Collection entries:
....
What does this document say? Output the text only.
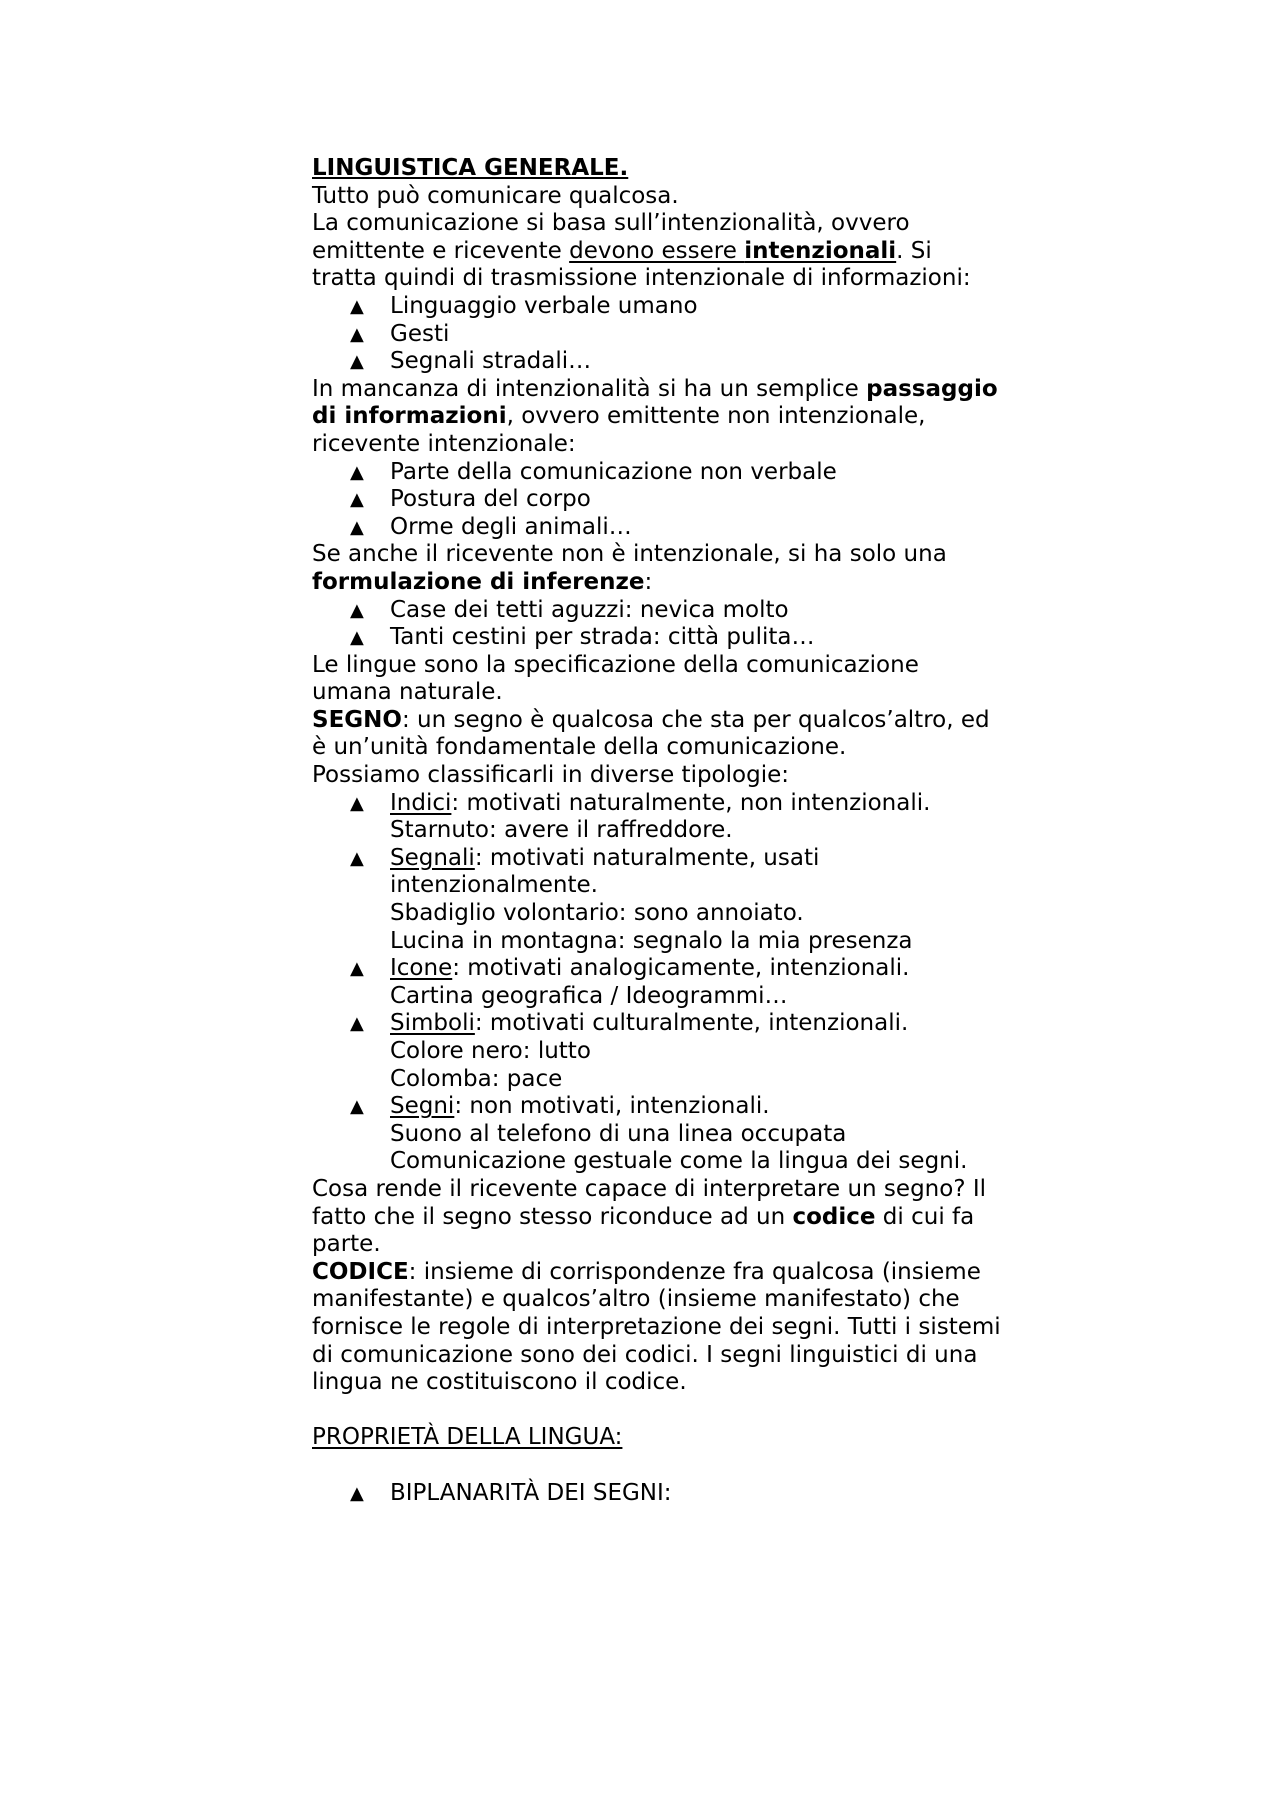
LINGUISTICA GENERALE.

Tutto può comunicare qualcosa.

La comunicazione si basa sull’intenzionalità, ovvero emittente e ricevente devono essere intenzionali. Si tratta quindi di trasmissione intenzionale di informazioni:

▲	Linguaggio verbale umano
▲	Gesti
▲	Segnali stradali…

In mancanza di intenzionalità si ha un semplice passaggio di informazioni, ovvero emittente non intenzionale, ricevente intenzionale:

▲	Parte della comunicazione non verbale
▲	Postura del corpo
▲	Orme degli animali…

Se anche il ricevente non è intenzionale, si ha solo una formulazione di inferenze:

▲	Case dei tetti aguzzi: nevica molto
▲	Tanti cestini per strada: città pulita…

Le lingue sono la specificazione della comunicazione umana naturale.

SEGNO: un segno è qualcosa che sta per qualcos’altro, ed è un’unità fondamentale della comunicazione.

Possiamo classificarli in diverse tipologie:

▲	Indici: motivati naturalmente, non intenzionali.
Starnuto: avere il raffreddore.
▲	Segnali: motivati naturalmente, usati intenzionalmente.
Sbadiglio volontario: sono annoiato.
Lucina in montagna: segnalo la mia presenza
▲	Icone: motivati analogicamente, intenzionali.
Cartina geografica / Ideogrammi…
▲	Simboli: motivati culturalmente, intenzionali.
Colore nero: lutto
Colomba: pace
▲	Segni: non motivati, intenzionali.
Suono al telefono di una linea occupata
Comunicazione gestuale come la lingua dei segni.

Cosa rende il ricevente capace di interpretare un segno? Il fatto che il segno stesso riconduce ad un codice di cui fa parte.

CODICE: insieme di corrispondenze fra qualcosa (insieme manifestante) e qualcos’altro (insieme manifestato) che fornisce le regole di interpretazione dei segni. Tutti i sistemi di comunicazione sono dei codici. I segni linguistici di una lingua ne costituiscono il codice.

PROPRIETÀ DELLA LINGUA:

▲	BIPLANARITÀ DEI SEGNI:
....
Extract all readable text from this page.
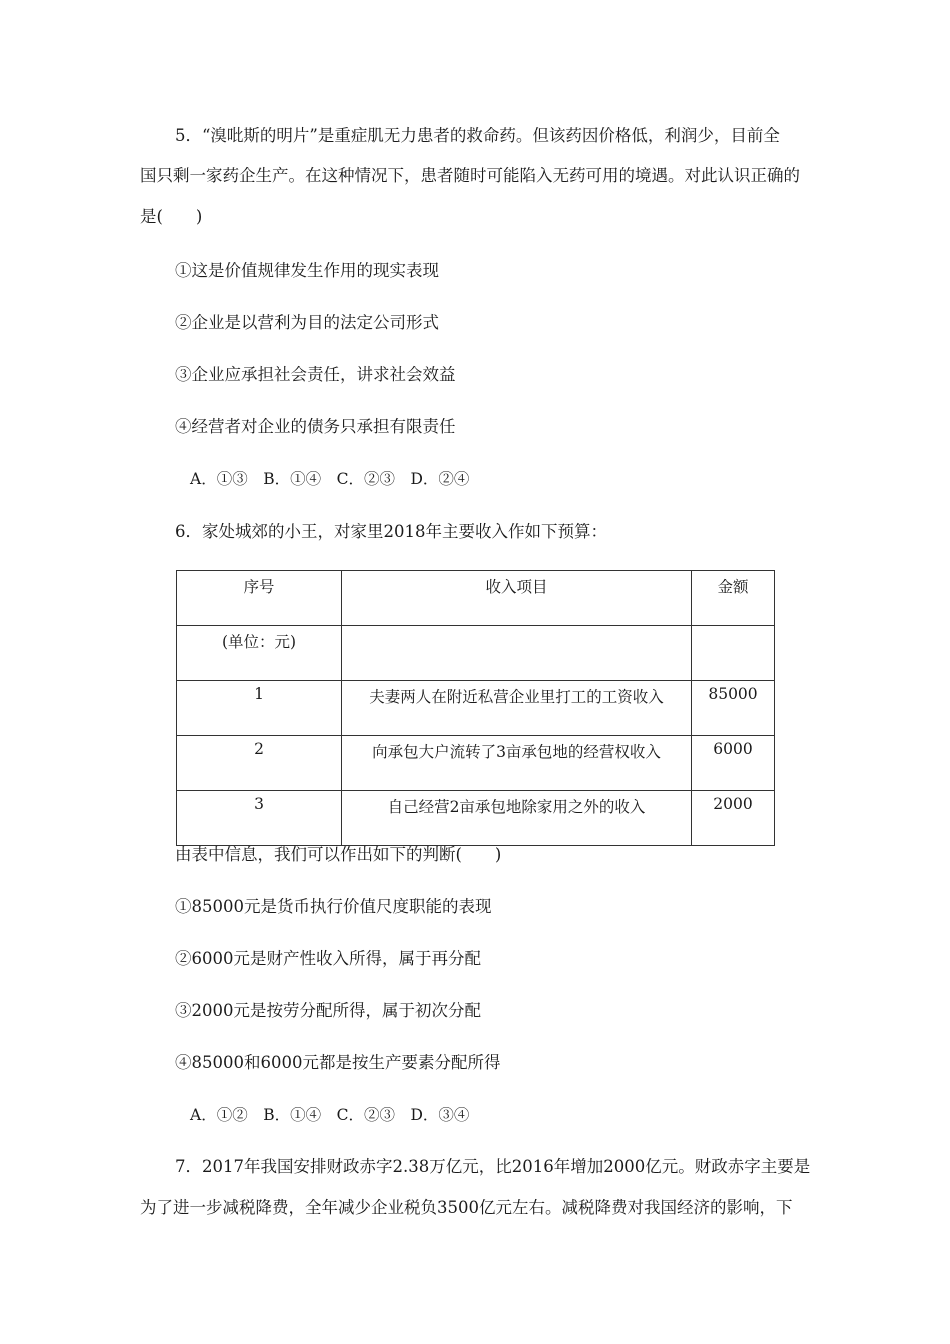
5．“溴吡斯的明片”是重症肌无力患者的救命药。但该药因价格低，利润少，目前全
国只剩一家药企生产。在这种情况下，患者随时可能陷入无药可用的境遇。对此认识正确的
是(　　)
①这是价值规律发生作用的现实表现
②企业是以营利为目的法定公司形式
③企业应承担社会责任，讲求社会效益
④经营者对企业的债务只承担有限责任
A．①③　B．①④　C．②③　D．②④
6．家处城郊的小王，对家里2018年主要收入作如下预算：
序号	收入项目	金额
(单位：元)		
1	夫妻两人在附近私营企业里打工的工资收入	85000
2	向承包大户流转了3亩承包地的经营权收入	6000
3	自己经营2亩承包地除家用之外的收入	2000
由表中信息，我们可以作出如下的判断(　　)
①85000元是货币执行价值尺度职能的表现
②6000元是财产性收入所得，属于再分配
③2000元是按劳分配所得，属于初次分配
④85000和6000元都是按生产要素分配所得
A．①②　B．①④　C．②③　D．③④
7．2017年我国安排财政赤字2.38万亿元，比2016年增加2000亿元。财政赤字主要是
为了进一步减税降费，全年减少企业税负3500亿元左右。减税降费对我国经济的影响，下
....
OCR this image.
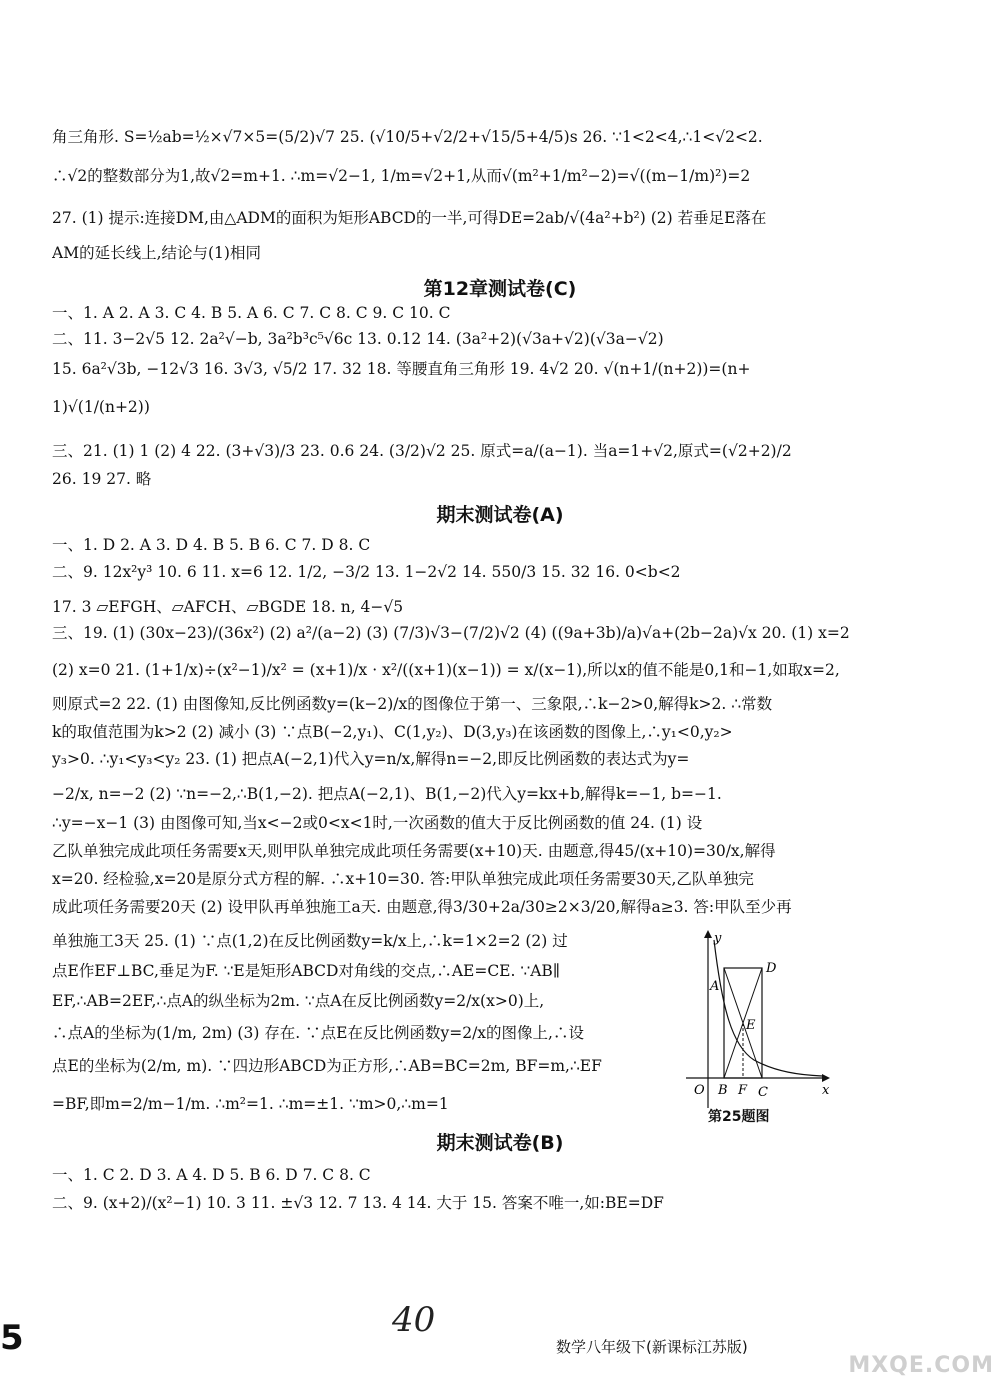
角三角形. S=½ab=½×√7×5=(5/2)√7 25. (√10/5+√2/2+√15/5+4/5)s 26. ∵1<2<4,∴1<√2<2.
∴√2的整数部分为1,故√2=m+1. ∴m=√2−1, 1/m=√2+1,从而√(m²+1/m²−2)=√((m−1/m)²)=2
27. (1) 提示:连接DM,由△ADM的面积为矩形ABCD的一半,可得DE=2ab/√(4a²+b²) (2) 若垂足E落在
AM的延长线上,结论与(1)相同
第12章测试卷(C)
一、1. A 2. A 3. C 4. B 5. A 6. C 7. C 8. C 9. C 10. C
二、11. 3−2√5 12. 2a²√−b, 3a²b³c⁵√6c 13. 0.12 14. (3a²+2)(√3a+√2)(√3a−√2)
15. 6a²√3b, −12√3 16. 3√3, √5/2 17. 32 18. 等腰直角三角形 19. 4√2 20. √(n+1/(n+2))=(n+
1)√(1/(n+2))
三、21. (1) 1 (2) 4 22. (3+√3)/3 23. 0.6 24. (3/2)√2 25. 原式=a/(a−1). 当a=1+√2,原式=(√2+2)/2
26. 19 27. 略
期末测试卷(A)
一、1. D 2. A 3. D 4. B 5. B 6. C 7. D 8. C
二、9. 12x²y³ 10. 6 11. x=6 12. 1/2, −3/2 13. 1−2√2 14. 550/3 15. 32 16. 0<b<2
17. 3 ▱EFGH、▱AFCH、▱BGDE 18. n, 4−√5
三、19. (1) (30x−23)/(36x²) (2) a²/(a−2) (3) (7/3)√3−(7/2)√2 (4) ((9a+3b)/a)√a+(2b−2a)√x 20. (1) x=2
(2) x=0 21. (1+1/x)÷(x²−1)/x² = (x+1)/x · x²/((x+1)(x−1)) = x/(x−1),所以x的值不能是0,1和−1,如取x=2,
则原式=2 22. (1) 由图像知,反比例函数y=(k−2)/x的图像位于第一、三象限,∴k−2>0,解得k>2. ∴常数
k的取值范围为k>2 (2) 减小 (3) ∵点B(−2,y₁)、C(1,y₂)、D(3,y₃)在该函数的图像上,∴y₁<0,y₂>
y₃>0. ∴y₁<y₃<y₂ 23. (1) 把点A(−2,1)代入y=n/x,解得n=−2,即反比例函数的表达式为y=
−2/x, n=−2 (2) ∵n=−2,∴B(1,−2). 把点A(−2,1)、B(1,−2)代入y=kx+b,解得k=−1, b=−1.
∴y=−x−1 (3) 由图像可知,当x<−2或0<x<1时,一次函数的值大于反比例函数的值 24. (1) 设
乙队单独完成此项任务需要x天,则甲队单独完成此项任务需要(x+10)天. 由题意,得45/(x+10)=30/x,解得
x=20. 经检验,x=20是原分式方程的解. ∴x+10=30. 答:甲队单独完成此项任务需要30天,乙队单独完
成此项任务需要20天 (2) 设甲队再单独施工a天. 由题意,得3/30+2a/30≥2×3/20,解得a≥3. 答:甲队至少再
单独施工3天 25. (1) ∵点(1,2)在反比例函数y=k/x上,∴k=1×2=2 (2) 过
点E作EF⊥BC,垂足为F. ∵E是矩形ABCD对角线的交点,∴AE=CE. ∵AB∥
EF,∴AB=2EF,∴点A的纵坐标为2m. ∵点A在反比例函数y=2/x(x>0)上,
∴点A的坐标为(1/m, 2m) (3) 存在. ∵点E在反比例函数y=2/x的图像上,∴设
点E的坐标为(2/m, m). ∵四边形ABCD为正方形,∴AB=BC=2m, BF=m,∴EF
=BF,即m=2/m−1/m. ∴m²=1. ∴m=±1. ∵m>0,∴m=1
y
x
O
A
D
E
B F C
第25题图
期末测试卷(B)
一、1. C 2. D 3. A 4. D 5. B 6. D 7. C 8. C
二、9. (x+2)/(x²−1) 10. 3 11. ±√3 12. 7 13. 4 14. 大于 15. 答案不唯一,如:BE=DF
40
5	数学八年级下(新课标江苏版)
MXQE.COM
....
> _Task to complete_: Return every line of the preceding records in which the word "informazioni" appears.

> _Worked answer_:
La comunicazione si basa sull’intenzionalità, ovvero emittente e ricevente devono essere intenzionali. Si tratta quindi di trasmissione intenzionale di informazioni:
In mancanza di intenzionalità si ha un semplice passaggio di informazioni, ovvero emittente non intenzionale, ricevente intenzionale:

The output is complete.